→ Provided entries
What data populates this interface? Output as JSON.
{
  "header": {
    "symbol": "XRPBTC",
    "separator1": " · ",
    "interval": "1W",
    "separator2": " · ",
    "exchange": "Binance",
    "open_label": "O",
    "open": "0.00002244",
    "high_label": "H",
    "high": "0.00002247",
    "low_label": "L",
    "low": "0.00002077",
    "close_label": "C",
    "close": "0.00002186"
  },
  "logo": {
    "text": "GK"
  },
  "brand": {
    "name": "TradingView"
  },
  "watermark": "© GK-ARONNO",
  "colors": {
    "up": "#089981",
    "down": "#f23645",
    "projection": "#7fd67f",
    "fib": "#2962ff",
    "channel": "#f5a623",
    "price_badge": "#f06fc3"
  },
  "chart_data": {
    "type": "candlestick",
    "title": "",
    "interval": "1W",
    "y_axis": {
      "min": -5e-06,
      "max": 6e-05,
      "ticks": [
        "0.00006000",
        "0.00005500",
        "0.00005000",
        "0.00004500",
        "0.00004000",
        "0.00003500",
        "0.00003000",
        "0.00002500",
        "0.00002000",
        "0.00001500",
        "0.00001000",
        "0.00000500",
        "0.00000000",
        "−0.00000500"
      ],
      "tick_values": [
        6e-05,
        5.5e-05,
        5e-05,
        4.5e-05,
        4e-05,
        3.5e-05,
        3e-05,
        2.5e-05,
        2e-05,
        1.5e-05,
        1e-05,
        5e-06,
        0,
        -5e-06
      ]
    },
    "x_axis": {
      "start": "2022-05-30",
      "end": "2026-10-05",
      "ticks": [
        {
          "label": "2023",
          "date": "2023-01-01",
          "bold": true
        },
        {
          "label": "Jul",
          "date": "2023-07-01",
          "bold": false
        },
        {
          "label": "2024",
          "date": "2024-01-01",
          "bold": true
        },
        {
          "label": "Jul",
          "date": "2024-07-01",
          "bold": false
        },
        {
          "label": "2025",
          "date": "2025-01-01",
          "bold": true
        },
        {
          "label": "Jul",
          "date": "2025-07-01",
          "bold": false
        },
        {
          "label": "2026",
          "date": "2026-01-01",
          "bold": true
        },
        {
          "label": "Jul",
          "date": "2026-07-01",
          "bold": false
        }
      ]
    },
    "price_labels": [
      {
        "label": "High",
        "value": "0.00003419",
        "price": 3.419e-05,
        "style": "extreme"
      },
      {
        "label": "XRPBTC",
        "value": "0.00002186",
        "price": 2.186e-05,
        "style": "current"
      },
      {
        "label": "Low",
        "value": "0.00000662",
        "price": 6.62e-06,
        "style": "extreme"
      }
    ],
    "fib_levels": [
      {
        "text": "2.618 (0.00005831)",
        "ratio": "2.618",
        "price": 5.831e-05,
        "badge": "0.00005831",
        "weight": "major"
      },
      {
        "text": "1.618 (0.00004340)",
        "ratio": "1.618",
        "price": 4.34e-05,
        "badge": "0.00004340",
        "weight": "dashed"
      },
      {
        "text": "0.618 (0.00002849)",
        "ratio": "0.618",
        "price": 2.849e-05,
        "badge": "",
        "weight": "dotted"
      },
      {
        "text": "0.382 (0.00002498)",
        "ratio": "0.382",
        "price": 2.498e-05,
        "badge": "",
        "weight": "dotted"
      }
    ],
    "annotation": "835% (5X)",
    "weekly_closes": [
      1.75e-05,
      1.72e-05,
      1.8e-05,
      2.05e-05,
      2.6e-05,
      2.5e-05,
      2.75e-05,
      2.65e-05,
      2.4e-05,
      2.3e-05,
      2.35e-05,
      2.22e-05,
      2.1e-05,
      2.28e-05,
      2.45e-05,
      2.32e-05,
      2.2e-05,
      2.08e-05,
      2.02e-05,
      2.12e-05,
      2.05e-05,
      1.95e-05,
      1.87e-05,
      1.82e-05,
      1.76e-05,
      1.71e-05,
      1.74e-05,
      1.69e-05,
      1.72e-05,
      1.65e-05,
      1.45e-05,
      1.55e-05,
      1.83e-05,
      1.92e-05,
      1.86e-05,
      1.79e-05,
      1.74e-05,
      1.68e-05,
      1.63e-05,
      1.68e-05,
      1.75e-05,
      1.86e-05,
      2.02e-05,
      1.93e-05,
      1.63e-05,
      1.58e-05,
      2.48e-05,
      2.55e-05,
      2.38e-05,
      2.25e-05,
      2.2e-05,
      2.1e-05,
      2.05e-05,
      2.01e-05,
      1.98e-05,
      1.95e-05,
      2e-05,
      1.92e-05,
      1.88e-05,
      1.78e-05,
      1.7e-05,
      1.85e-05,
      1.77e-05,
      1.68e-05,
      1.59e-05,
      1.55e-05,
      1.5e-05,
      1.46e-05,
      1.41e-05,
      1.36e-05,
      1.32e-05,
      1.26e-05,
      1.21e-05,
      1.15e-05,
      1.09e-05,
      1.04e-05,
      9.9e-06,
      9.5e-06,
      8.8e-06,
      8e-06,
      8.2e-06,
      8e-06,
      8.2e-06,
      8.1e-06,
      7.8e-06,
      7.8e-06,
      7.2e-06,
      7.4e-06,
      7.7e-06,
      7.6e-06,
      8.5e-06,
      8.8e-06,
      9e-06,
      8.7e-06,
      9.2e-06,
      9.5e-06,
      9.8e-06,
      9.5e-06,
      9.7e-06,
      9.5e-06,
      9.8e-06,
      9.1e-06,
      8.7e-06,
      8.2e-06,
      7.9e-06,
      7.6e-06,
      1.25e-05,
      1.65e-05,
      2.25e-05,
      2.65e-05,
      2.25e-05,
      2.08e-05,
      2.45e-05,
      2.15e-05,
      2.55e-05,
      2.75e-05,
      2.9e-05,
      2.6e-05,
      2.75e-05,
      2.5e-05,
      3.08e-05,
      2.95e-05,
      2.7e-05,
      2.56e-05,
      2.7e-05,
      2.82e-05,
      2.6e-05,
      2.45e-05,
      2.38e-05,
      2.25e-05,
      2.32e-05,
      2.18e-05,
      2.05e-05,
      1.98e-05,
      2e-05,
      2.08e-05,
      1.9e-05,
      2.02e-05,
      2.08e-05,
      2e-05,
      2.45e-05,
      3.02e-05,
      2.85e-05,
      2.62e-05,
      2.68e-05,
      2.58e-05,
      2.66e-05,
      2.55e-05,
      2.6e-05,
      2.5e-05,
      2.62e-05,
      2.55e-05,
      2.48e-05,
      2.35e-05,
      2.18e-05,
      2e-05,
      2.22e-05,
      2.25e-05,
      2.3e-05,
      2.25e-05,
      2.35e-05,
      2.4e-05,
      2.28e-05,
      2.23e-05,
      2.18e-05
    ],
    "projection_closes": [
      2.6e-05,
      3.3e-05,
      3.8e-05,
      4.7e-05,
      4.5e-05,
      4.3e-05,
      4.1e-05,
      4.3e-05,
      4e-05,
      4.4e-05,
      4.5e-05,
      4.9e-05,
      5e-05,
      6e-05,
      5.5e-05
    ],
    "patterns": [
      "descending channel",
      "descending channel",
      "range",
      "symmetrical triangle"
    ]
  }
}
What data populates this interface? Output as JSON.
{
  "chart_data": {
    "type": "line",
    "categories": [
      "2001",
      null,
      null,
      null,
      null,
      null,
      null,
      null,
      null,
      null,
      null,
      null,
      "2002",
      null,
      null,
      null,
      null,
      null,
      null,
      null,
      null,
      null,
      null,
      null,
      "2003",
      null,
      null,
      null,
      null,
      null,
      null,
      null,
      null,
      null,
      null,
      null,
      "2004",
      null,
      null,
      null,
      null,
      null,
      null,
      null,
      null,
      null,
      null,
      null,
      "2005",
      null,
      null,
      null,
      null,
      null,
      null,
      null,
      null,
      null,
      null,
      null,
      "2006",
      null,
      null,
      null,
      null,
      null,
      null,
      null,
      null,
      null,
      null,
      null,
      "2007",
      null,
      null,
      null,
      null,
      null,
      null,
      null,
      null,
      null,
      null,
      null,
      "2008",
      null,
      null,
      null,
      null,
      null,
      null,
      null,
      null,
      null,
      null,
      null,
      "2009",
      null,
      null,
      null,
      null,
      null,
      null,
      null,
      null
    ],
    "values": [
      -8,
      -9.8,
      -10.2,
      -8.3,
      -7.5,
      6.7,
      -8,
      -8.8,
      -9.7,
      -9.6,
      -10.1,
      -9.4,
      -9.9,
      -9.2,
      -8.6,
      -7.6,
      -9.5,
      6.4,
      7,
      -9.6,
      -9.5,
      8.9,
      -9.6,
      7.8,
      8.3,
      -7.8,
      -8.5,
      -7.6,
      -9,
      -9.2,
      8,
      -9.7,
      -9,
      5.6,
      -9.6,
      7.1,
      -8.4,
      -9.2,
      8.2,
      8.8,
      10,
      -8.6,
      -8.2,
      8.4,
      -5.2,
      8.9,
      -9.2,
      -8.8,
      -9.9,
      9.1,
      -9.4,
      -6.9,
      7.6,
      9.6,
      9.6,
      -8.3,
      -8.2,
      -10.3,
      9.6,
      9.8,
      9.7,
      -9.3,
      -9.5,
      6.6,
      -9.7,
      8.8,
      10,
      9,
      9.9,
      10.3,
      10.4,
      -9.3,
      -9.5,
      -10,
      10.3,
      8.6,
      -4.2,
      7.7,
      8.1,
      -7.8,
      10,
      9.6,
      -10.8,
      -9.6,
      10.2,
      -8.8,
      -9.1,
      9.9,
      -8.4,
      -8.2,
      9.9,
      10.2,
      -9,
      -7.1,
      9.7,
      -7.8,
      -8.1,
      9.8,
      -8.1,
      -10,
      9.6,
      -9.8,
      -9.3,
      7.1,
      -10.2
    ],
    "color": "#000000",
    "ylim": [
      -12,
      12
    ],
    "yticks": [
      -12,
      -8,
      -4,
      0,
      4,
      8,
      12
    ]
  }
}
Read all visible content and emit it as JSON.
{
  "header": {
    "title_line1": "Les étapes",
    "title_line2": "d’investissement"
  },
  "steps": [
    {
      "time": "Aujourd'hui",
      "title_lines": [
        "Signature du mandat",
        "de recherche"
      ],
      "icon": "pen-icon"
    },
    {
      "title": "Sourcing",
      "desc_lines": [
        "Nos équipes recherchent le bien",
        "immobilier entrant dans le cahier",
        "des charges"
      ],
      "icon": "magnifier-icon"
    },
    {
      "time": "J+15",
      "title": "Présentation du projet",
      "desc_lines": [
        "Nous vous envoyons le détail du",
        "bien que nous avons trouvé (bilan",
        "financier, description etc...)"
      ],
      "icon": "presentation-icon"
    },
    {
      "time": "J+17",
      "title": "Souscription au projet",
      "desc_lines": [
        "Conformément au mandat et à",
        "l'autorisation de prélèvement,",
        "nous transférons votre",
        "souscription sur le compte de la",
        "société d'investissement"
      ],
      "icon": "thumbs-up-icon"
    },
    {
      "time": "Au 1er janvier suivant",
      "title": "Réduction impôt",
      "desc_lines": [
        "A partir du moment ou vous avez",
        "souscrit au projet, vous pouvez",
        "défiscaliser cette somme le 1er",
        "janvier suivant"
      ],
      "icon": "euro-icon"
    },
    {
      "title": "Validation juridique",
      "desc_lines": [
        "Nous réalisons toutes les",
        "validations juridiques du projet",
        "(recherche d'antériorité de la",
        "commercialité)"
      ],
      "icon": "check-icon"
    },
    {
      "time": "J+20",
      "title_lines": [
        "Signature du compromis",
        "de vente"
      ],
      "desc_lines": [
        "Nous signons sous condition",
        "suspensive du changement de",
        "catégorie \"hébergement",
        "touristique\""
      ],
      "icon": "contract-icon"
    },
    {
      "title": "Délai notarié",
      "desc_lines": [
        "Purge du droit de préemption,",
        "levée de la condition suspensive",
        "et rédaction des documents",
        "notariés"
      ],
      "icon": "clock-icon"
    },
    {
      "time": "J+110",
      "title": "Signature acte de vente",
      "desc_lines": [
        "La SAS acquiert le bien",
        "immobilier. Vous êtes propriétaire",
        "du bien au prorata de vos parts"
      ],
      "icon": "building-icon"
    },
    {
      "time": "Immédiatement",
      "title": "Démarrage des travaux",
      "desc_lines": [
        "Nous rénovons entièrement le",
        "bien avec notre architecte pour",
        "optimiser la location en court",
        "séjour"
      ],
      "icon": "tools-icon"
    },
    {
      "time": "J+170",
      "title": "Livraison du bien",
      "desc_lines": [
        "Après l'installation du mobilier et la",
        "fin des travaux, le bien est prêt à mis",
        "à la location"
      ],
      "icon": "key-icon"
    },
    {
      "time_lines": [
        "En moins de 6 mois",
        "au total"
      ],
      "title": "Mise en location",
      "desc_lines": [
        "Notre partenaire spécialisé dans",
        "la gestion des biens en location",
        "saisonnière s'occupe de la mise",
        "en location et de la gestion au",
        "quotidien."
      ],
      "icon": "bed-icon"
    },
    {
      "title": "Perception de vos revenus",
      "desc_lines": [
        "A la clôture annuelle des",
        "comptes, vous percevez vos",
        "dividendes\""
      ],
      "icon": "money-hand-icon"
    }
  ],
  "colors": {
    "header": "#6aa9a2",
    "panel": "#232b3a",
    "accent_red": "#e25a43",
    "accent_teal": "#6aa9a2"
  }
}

→ Exercise goal
Count each line with "suivant" in it and report that figure by itself.

→ Answer to the exercise
2